**EXERCISE MATERIALS**:
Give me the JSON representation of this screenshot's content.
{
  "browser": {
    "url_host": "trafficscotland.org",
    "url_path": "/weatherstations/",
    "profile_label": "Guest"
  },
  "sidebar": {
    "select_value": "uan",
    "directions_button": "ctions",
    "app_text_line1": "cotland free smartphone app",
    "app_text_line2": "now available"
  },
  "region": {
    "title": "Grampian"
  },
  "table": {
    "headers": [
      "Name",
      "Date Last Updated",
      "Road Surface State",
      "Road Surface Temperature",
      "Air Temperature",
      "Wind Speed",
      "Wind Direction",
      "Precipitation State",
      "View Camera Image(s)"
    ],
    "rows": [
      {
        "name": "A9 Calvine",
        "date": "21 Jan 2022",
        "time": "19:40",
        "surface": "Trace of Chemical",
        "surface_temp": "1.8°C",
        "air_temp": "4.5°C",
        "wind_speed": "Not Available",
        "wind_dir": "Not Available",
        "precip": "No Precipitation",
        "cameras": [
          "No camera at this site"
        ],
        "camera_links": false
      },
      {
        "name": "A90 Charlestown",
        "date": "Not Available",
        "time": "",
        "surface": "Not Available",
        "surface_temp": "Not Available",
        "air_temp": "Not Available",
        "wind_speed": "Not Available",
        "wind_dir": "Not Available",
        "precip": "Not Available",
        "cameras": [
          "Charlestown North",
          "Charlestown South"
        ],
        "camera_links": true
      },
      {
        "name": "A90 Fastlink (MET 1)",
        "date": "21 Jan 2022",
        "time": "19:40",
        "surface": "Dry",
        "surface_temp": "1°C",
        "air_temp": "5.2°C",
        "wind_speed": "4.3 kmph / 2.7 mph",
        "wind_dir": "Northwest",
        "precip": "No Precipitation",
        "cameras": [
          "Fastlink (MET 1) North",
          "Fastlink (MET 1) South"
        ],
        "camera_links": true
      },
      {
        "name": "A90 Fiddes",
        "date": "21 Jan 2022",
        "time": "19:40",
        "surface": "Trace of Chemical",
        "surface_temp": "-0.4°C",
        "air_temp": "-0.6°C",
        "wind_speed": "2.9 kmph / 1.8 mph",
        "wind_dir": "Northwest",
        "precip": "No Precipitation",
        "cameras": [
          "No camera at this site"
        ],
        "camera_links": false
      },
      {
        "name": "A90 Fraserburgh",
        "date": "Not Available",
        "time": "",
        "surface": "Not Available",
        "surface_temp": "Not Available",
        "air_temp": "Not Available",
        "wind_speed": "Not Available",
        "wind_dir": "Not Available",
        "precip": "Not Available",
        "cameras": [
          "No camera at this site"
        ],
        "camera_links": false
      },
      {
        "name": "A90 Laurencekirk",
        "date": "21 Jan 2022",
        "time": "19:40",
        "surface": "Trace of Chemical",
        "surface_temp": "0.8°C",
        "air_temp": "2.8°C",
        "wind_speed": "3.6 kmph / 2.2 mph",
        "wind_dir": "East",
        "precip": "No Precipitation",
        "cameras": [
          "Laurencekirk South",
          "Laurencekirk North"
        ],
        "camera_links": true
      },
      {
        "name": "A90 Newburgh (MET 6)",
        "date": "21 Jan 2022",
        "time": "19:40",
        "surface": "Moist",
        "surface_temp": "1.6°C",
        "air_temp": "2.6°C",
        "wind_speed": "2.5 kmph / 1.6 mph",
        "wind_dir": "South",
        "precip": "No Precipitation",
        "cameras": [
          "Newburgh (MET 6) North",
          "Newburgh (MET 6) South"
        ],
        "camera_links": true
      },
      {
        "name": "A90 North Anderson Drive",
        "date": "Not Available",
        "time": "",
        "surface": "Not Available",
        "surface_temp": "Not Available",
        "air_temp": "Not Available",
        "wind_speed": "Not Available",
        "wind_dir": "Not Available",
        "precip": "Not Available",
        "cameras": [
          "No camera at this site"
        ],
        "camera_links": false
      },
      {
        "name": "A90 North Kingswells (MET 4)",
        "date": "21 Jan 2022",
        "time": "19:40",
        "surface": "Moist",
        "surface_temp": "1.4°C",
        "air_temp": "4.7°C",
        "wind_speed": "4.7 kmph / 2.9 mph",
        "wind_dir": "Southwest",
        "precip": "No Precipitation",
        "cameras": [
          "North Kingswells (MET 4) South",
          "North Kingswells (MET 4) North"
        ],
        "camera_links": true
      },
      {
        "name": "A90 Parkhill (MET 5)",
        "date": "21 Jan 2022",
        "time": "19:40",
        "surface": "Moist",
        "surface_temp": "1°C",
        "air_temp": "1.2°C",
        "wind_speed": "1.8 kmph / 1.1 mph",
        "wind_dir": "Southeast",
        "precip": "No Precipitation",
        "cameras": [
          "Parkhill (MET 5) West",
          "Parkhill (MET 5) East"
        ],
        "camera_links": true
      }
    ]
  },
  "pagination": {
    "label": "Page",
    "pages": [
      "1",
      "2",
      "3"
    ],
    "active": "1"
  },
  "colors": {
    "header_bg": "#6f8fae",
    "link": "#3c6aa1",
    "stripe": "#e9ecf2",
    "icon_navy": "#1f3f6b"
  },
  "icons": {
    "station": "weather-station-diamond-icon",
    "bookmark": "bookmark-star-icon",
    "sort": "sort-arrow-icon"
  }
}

**TASK GOAL**: Within the data above, count the lines that contain the string "State"; the reply is the number alone.

**EXERCISE ANSWER**: 2